Data records:
——————
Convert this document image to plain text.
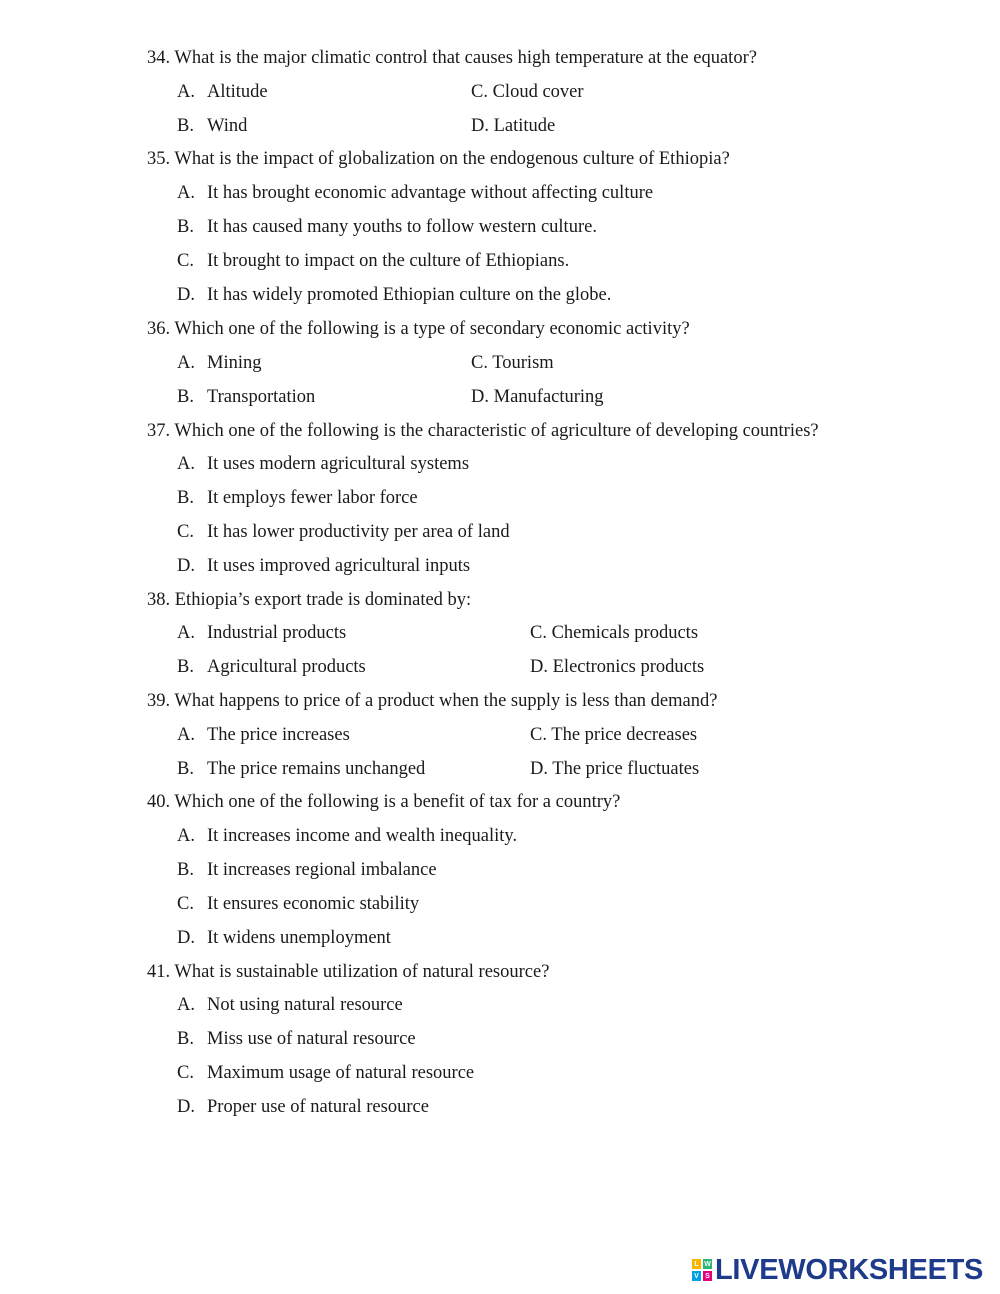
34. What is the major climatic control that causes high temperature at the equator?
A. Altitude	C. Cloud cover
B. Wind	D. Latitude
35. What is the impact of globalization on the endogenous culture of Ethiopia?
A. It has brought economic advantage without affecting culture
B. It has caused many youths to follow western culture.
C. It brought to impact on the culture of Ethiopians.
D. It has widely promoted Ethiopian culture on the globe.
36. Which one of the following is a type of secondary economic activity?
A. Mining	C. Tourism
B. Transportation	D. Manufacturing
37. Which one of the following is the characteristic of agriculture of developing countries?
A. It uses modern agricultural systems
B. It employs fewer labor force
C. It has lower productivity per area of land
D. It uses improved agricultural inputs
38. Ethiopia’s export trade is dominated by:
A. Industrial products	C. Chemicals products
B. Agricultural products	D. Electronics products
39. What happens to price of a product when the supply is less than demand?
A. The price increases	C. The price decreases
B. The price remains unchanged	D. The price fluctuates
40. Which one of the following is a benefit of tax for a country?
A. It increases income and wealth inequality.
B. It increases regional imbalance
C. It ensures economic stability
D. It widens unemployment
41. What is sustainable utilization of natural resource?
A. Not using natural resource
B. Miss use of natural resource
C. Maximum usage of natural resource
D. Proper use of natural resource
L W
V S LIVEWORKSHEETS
——————
Stated goal:
The pictures should not appear in the copy; every other part of the records above must be returned exactly.

Result:
Convert this document image to plain text.
34. What is the major climatic control that causes high temperature at the equator?
A. Altitude	C. Cloud cover
B. Wind	D. Latitude
35. What is the impact of globalization on the endogenous culture of Ethiopia?
A. It has brought economic advantage without affecting culture
B. It has caused many youths to follow western culture.
C. It brought to impact on the culture of Ethiopians.
D. It has widely promoted Ethiopian culture on the globe.
36. Which one of the following is a type of secondary economic activity?
A. Mining	C. Tourism
B. Transportation	D. Manufacturing
37. Which one of the following is the characteristic of agriculture of developing countries?
A. It uses modern agricultural systems
B. It employs fewer labor force
C. It has lower productivity per area of land
D. It uses improved agricultural inputs
38. Ethiopia’s export trade is dominated by:
A. Industrial products	C. Chemicals products
B. Agricultural products	D. Electronics products
39. What happens to price of a product when the supply is less than demand?
A. The price increases	C. The price decreases
B. The price remains unchanged	D. The price fluctuates
40. Which one of the following is a benefit of tax for a country?
A. It increases income and wealth inequality.
B. It increases regional imbalance
C. It ensures economic stability
D. It widens unemployment
41. What is sustainable utilization of natural resource?
A. Not using natural resource
B. Miss use of natural resource
C. Maximum usage of natural resource
D. Proper use of natural resource
L W
V S LIVEWORKSHEETS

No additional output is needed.